Aim of the task. Please update the listing, starting at its first line and ending at the line containing "cell-vnd-tai-chinh[interactable] (940, 798, 1024, 878)", by swapping "component" for "item" and leaving everything else the same.

Recorded data.
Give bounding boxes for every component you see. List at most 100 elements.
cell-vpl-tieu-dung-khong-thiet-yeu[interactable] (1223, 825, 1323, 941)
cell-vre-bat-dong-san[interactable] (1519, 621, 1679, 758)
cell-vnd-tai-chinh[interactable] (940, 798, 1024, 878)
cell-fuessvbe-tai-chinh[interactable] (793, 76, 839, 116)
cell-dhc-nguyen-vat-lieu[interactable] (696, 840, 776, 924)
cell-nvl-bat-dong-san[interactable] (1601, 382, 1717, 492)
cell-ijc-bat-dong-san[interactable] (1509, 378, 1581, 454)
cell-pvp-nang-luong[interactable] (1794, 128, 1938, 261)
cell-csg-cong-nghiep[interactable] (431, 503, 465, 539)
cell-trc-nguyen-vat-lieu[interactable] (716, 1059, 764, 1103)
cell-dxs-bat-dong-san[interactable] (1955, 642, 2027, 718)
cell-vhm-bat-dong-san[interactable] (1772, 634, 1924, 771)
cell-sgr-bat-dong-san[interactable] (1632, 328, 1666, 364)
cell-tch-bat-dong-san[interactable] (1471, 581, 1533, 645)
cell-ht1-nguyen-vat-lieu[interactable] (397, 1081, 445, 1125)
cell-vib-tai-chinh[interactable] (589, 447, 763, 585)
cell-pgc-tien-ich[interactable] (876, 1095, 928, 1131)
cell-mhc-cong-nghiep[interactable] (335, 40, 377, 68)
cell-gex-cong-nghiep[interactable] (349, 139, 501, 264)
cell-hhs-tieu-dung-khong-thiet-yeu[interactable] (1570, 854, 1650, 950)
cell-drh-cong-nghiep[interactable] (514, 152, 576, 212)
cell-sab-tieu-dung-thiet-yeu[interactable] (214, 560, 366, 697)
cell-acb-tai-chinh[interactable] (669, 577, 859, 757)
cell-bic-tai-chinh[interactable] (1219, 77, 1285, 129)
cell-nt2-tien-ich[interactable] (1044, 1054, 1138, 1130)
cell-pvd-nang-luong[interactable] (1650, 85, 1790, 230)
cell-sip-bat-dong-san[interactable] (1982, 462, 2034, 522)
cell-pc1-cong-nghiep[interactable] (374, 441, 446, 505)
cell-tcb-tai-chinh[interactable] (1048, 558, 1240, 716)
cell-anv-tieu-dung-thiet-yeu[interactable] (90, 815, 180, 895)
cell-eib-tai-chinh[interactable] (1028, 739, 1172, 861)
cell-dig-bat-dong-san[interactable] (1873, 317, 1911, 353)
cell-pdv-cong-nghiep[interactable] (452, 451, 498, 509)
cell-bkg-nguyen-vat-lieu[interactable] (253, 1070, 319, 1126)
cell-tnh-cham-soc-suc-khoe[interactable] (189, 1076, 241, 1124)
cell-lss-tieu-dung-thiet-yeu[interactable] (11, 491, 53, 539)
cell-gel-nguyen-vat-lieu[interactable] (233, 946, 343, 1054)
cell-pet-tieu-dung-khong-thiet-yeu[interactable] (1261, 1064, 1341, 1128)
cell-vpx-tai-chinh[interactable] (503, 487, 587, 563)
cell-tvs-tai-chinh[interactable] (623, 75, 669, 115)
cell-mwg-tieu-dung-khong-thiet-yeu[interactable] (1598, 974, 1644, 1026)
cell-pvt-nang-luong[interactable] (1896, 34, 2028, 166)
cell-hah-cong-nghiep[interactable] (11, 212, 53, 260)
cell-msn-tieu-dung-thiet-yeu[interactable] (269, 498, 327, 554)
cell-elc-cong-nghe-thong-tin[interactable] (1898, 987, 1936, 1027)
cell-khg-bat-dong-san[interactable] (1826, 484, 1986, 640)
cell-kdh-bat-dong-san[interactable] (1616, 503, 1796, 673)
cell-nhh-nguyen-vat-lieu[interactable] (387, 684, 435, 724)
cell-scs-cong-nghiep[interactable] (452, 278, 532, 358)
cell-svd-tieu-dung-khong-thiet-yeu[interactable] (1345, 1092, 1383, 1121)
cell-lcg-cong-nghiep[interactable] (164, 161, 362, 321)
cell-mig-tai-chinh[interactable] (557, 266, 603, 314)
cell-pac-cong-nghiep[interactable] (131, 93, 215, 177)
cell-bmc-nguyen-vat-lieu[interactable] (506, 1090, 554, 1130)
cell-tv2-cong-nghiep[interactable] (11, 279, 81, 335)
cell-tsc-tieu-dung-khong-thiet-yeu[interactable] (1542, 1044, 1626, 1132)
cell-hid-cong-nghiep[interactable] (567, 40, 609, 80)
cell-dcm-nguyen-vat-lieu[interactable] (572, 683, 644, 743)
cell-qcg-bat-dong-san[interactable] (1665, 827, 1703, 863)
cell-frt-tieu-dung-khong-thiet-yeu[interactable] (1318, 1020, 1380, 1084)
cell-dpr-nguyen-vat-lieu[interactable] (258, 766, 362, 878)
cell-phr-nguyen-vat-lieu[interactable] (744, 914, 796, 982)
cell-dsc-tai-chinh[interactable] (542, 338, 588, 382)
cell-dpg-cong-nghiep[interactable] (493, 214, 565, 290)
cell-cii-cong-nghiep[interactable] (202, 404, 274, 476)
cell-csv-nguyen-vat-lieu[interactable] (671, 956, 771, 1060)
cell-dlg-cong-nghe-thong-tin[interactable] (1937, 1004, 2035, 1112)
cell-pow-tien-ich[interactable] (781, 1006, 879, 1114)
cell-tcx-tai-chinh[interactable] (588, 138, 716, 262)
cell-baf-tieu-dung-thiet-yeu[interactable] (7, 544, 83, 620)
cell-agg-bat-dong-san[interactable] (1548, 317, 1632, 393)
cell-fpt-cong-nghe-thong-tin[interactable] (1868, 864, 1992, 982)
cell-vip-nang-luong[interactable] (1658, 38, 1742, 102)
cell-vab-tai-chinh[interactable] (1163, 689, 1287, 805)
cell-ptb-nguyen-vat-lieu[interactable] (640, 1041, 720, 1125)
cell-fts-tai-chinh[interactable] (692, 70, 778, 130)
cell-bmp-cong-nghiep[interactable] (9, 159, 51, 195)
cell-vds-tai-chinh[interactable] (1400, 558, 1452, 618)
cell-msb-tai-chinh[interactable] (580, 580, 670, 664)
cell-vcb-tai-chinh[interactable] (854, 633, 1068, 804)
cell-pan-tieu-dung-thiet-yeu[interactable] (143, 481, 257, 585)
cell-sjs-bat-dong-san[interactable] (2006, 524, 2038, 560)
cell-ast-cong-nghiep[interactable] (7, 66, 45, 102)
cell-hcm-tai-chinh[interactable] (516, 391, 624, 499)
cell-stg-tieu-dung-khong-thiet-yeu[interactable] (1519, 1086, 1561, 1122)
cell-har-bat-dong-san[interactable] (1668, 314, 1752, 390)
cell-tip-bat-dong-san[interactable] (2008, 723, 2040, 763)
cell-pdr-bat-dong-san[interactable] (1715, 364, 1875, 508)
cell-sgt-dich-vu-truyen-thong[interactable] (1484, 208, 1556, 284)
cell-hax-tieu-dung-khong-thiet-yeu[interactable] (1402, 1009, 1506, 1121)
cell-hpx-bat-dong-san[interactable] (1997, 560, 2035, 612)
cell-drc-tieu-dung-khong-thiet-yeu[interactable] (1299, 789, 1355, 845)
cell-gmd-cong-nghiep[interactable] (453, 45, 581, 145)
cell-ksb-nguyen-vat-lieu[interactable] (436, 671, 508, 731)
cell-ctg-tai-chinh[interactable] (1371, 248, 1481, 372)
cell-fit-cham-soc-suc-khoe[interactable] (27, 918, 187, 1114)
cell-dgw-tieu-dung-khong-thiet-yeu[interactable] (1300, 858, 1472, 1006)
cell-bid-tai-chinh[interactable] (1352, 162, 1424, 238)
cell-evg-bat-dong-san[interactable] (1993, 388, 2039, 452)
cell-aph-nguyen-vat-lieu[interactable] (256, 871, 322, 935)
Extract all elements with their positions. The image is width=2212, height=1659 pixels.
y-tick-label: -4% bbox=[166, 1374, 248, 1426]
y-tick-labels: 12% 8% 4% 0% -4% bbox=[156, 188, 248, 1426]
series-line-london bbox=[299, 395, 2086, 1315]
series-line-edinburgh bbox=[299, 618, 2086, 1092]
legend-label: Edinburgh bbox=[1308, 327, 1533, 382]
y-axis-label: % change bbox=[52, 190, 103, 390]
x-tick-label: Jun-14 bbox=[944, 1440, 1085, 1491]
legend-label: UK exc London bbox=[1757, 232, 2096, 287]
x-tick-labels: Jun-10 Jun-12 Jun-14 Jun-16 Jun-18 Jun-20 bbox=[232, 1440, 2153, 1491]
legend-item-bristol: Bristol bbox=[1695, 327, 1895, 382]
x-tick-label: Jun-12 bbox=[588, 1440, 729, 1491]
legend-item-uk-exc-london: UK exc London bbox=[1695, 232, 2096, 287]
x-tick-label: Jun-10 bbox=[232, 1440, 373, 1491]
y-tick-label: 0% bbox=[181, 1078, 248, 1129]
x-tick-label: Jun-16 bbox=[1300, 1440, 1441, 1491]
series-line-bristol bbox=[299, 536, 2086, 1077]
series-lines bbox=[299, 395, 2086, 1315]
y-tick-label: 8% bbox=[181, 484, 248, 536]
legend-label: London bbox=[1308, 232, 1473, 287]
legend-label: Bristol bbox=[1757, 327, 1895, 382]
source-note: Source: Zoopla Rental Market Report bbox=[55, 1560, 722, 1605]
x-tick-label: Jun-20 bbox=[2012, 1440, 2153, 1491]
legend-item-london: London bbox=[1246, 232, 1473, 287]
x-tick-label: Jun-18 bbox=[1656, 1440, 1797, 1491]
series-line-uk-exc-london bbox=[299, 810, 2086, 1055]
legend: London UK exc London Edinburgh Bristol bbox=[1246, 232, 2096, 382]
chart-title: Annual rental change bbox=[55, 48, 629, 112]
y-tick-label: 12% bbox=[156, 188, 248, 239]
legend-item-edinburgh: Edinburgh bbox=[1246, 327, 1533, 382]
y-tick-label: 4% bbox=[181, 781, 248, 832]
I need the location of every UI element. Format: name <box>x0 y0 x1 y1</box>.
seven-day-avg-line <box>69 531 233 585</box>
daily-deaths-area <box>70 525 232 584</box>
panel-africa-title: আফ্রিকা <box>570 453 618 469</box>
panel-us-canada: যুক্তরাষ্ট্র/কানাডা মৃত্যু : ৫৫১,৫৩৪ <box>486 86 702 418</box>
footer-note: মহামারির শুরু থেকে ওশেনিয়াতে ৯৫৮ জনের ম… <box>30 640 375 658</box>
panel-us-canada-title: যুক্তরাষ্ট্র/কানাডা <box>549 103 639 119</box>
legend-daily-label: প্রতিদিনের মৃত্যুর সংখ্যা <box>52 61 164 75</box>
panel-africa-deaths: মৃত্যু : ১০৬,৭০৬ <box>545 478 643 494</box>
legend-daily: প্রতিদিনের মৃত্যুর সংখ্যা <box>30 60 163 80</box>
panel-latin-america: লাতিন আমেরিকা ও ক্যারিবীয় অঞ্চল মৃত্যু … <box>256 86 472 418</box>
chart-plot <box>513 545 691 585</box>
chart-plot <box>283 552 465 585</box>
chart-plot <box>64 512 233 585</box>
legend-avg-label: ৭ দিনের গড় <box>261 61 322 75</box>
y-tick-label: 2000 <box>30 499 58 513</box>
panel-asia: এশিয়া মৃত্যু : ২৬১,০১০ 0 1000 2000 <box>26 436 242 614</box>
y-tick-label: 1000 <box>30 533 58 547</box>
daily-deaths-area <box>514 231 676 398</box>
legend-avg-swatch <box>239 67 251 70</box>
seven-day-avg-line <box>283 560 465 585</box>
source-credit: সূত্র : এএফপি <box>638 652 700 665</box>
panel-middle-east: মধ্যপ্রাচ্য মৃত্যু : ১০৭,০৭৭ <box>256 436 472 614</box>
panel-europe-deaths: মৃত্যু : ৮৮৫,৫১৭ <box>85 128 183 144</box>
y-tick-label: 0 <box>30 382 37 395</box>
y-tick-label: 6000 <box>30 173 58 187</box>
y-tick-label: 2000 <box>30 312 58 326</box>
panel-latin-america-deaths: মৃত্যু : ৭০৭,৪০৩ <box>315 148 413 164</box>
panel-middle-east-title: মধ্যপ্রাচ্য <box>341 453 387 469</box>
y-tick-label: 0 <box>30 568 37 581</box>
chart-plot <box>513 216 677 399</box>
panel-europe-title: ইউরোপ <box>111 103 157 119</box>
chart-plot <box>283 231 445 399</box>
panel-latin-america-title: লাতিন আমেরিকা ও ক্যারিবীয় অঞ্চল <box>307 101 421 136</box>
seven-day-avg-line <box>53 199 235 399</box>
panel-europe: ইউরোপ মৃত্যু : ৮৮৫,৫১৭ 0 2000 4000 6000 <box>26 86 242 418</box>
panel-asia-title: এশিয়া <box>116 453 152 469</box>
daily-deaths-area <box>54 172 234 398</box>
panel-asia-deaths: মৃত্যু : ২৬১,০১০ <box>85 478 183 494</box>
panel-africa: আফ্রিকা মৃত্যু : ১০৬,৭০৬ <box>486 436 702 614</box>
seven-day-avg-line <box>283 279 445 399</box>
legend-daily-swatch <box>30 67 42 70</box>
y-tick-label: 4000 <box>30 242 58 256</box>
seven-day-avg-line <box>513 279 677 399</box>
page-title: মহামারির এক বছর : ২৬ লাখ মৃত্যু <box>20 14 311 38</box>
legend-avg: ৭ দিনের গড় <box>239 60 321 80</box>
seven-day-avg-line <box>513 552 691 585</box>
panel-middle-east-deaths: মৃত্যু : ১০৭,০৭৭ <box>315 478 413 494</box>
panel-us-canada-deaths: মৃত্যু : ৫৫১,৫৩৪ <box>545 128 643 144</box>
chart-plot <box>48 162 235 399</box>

Complete output.
Give bounding boxes for every item you see. List at most 100 elements.
cell-vpl-tieu-dung-khong-thiet-yeu[interactable] (1223, 825, 1323, 941)
cell-vre-bat-dong-san[interactable] (1519, 621, 1679, 758)
cell-vnd-tai-chinh[interactable] (940, 798, 1024, 878)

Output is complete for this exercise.